● **Required task**
Pick out and copy every line of the records that contains the word "bounding", matching its capitalization exactly.

● **Data extract**

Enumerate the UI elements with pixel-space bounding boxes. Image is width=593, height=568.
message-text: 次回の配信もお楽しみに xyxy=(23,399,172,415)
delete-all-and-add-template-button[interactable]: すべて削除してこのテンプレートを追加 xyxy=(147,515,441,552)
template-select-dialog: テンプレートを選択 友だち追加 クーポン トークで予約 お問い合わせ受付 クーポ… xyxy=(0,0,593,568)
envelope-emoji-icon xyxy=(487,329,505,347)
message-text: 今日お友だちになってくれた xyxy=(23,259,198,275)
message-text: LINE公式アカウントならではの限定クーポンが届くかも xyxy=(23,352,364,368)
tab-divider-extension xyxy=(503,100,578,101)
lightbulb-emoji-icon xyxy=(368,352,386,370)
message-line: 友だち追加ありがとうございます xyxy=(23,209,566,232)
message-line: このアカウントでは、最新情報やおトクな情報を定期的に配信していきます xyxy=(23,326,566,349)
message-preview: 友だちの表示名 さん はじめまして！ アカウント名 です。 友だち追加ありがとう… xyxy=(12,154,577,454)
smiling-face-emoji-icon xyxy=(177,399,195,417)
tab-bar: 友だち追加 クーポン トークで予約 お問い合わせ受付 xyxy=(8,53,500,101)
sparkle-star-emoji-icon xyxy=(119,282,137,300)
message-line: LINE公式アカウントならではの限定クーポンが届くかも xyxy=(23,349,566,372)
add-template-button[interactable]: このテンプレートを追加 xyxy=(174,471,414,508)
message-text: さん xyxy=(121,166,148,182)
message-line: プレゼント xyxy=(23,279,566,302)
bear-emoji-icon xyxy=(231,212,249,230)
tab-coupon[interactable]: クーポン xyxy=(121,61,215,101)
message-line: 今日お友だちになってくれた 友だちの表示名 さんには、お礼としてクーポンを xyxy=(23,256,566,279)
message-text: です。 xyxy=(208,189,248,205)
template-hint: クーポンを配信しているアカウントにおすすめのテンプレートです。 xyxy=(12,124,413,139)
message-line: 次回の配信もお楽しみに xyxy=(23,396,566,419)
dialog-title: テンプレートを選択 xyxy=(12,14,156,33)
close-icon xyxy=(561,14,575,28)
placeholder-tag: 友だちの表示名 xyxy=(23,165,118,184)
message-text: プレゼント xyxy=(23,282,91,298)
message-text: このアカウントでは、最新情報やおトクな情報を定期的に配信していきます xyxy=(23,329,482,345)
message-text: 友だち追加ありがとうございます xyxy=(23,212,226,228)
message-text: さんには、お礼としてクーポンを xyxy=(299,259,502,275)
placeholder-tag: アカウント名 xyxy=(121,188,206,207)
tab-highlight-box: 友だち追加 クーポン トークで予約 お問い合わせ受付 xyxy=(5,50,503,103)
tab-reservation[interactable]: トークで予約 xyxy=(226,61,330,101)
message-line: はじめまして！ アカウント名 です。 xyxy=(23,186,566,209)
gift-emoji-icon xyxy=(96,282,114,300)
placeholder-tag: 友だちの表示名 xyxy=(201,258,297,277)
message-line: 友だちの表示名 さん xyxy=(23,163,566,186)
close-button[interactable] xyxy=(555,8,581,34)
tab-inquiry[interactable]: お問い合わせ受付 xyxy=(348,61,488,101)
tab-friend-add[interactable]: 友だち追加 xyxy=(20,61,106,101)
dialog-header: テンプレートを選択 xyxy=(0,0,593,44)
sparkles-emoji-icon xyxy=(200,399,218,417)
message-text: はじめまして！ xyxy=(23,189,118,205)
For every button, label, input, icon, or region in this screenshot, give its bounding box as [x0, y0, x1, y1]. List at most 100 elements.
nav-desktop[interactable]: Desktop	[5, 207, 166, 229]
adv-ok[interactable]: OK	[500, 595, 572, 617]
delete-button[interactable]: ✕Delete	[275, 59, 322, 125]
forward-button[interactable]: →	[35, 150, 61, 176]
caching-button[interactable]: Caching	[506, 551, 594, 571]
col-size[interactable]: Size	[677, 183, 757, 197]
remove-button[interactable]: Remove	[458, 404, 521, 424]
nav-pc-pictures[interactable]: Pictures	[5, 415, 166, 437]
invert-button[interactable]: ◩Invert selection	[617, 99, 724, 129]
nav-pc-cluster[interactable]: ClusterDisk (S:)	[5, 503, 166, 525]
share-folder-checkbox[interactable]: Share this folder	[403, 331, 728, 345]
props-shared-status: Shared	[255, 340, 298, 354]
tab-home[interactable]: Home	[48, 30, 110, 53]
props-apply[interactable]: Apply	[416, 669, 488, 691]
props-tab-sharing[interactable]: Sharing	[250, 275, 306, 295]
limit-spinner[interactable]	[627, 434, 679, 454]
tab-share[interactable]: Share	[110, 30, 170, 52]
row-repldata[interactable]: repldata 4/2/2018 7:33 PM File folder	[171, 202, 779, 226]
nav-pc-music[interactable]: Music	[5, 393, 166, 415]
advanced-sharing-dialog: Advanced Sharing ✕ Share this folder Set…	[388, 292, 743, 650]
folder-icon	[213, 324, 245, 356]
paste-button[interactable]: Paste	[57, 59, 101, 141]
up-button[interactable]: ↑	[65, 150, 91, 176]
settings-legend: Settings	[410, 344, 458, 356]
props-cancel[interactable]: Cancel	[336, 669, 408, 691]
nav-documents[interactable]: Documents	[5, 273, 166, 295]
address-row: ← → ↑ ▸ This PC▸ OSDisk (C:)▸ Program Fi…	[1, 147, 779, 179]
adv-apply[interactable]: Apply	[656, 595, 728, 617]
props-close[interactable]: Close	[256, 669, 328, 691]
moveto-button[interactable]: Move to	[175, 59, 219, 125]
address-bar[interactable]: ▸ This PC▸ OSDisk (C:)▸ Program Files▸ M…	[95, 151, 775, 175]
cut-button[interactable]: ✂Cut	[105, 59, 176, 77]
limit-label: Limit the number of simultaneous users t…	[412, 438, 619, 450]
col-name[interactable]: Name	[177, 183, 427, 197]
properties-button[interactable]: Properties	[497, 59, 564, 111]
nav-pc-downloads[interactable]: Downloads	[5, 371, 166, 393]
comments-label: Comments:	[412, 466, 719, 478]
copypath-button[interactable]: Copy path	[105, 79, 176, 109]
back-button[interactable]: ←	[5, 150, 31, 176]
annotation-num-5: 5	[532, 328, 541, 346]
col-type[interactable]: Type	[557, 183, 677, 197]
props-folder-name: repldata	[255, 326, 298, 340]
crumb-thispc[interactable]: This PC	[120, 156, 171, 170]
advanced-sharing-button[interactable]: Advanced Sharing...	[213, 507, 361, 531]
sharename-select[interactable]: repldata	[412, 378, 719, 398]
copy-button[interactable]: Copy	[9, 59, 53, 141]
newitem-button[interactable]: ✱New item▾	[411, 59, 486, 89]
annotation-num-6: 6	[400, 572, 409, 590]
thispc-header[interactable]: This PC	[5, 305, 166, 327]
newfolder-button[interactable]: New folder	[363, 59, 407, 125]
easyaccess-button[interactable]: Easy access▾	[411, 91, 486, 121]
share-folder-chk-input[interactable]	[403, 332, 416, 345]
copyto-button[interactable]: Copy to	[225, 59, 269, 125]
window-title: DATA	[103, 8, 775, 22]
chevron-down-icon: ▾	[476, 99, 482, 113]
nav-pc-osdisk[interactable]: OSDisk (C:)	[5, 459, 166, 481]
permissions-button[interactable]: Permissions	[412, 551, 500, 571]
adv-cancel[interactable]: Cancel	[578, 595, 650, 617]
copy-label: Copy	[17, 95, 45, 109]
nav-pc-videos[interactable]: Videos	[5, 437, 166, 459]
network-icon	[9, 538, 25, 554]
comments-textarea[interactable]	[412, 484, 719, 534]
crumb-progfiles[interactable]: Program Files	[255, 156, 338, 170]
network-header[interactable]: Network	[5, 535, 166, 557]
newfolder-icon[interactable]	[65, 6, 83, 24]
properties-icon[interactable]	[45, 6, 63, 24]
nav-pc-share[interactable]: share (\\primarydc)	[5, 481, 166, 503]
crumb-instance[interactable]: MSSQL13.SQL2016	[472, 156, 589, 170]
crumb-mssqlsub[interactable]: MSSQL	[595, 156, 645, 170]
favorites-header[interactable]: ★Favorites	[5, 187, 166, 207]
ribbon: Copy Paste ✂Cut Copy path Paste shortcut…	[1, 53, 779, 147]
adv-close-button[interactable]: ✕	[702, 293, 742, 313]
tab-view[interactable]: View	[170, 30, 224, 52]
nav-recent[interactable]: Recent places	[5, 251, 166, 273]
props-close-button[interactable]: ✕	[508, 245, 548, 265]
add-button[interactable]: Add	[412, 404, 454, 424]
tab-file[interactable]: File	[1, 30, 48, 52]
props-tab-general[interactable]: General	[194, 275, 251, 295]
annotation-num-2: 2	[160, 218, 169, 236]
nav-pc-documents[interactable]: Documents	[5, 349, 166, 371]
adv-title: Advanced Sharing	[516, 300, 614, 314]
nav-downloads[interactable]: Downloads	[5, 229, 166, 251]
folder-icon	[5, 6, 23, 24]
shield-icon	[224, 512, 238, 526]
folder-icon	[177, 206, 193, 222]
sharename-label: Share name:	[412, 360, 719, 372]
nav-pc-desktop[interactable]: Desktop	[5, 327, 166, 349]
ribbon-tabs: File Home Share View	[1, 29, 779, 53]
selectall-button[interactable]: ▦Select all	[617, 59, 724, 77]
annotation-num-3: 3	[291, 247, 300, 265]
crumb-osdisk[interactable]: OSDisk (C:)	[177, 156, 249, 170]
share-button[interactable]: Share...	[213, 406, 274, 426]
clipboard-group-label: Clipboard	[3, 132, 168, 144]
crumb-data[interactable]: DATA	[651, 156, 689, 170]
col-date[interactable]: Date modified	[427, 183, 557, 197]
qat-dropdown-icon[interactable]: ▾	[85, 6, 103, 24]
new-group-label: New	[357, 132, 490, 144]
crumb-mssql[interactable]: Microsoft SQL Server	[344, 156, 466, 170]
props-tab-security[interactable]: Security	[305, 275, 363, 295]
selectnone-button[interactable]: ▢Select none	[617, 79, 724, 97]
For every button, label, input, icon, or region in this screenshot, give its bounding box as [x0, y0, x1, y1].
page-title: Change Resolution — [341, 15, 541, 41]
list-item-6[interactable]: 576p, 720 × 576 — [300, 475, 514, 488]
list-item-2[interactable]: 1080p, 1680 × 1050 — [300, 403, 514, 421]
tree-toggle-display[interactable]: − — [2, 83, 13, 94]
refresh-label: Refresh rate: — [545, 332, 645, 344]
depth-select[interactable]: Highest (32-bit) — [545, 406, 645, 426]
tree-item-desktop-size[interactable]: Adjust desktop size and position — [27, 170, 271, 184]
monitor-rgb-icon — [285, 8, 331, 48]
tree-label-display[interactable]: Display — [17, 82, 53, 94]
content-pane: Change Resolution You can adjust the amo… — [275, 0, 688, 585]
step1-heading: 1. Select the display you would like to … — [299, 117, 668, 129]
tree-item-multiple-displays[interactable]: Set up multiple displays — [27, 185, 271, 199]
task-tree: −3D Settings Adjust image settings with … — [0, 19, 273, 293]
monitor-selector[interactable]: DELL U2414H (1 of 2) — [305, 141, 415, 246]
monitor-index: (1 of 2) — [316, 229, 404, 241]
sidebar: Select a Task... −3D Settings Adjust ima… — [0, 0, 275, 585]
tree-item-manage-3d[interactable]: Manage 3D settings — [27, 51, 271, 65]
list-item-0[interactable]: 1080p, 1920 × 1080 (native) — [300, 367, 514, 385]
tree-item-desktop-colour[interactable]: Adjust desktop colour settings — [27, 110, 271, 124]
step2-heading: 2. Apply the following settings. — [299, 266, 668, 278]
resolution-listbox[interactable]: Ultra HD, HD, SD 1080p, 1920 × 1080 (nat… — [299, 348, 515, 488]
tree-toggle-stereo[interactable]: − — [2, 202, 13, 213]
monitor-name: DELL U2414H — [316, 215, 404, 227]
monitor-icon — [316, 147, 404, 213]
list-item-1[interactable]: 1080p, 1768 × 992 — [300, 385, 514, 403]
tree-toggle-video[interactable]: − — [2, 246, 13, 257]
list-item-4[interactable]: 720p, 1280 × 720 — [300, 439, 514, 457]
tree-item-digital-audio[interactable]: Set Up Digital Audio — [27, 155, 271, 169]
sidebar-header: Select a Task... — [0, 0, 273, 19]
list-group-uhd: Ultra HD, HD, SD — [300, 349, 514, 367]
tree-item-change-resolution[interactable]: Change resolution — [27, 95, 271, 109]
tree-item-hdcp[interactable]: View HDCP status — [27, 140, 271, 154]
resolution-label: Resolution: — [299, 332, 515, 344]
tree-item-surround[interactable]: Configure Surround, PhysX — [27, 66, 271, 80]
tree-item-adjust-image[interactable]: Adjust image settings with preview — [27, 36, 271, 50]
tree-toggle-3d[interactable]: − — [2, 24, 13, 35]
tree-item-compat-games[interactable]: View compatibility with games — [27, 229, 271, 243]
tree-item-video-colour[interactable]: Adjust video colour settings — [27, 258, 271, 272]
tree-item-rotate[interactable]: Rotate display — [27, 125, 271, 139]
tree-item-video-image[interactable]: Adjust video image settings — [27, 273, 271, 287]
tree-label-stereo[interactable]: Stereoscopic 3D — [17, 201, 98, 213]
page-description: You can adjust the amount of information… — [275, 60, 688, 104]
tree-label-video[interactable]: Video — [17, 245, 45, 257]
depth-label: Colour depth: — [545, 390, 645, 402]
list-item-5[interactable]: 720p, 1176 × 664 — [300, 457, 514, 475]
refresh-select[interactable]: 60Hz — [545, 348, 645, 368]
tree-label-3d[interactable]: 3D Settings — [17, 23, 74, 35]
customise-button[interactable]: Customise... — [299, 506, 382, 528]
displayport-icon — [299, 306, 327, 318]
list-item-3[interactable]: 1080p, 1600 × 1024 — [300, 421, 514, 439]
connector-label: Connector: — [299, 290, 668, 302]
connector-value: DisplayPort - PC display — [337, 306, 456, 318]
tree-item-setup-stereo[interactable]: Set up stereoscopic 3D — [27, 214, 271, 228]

● **Result**
Enumerate the UI elements with pixel-space bounding boxes. Image is width=593, height=568.
For every button, label, input, icon, or region in this screenshot, give its bounding box as [x0, y0, x1, y1]. List at most 100 elements.
For every button, label, input, icon, or region in this screenshot, give its bounding box as [x0, y0, x1, y1].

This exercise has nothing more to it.